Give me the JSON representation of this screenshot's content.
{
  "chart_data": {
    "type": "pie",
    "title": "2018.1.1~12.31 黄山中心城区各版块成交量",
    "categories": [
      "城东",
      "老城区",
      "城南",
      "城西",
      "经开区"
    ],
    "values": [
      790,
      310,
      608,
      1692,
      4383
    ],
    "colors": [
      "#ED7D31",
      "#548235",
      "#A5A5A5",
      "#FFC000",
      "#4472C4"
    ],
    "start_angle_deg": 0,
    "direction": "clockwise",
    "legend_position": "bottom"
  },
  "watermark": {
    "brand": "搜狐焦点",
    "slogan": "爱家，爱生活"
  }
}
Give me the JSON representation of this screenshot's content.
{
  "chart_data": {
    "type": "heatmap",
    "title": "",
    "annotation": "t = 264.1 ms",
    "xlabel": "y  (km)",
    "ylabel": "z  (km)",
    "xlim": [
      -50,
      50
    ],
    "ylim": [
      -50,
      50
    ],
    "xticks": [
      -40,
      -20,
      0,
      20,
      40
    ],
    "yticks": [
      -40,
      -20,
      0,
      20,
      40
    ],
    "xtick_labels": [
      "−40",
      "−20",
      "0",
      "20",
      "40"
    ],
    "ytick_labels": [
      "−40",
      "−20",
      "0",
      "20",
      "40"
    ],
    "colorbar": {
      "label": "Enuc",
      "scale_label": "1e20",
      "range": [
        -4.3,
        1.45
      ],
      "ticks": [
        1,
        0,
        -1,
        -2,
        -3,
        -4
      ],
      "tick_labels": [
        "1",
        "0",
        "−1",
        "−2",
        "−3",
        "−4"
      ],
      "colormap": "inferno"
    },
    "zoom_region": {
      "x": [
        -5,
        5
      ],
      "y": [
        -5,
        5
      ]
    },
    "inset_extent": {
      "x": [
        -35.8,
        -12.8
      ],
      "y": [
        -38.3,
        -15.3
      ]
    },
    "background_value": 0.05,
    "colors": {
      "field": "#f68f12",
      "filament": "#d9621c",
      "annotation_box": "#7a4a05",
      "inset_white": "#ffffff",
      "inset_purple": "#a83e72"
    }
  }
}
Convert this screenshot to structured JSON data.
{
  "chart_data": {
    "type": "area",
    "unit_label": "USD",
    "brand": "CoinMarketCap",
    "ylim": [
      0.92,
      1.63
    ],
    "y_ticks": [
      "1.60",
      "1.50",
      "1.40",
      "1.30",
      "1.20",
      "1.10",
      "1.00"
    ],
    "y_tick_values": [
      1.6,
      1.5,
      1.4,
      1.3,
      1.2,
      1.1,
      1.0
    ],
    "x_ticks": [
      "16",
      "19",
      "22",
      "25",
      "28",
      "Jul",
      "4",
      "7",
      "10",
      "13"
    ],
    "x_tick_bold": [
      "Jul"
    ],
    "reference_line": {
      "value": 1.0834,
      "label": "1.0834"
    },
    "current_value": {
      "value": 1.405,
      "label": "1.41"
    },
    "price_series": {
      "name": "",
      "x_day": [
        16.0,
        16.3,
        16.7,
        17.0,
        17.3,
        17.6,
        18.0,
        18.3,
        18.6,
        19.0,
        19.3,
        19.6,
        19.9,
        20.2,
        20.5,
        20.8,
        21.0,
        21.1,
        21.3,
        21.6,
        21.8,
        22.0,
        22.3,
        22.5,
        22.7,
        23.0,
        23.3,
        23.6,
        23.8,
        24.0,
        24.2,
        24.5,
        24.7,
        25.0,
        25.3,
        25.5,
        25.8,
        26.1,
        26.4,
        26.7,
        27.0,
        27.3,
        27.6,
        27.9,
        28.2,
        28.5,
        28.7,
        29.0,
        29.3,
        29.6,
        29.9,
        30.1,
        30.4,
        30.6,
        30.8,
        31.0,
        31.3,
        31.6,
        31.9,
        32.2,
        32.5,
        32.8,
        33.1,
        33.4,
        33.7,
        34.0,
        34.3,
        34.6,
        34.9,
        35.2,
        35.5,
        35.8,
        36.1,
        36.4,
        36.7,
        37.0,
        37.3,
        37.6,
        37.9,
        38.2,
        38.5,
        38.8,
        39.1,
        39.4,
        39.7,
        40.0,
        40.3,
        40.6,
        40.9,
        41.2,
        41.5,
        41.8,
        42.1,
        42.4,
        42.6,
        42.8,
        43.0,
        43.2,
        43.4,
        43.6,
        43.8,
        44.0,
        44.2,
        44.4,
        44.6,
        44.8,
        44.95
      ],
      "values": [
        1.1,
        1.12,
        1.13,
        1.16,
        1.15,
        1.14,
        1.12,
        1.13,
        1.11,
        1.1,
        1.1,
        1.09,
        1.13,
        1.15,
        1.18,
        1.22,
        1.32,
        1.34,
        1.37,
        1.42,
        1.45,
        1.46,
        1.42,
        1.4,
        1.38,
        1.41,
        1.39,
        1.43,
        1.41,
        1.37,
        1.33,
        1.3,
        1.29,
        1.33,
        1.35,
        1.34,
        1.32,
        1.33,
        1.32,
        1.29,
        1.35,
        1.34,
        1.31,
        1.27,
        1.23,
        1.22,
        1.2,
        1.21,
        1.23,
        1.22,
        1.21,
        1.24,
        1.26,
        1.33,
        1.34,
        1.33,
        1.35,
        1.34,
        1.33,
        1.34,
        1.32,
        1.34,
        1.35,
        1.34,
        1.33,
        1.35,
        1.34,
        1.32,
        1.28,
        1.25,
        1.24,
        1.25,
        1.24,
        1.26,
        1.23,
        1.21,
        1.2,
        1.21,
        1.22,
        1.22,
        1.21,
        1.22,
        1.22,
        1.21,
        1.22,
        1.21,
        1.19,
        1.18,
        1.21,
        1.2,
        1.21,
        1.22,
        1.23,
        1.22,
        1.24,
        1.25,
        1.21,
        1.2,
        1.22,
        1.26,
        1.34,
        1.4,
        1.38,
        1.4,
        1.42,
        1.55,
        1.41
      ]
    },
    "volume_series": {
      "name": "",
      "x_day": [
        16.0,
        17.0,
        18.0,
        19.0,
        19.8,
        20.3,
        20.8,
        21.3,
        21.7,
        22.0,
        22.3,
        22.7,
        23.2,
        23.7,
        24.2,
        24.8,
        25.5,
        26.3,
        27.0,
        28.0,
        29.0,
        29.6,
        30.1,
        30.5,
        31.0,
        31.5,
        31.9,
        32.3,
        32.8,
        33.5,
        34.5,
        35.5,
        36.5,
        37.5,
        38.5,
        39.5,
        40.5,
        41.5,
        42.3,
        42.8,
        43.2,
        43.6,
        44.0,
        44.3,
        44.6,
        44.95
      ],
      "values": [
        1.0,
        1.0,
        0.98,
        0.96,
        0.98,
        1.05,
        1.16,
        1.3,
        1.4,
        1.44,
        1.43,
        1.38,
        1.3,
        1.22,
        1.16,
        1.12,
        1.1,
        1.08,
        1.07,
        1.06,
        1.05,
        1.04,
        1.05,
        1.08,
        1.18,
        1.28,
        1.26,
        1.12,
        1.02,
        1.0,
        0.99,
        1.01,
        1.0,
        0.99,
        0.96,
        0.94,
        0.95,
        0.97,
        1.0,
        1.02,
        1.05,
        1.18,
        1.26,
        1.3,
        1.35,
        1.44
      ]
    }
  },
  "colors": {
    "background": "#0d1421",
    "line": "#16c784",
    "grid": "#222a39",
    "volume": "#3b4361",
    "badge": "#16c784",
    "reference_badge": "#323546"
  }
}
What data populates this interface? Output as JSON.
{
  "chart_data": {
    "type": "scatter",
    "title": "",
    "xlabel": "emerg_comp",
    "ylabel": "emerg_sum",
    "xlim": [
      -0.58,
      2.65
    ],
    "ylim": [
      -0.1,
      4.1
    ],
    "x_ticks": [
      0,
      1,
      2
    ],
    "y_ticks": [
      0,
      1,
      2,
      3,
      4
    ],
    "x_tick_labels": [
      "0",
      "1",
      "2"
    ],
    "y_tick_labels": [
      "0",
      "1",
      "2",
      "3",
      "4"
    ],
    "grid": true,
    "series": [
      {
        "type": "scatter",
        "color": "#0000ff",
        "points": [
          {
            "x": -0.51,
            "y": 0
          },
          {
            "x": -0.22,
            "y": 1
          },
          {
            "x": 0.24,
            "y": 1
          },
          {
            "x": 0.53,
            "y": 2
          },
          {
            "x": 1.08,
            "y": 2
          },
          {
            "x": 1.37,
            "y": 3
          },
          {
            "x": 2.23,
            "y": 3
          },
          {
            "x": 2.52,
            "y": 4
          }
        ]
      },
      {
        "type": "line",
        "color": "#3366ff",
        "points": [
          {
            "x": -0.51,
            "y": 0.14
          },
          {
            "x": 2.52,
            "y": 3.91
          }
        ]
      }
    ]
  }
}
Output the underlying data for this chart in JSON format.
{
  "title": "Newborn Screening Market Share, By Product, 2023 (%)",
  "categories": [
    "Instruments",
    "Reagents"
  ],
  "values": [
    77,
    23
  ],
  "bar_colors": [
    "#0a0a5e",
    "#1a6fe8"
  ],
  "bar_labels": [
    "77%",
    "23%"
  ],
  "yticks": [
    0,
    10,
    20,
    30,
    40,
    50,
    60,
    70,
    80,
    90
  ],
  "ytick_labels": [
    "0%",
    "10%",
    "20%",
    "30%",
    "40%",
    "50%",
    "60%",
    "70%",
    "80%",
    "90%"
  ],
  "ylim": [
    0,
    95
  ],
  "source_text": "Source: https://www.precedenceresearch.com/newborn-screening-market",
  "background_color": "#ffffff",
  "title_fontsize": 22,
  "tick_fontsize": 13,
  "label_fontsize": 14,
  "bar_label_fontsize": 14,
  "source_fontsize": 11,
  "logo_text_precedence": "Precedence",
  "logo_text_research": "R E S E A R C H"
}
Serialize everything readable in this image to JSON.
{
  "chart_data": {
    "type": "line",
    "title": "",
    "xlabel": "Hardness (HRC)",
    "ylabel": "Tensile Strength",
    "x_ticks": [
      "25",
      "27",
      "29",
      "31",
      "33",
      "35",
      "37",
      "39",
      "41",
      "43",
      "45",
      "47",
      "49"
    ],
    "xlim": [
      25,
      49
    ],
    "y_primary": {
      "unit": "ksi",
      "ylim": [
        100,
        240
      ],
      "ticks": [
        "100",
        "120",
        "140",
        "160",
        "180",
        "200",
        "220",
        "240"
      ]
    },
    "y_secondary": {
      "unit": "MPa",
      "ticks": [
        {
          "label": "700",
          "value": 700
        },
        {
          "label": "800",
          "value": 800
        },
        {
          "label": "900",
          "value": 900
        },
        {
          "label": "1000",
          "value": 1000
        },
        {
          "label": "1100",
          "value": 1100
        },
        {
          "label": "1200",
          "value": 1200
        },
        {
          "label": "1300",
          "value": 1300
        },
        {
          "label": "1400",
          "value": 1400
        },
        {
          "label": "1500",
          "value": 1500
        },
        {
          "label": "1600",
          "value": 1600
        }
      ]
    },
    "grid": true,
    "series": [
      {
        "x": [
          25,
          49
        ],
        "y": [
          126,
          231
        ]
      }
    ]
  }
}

*Exercise details*. Work out how many lines in the records above contain the word "ffffff", and give only that number.

*The reply*. 2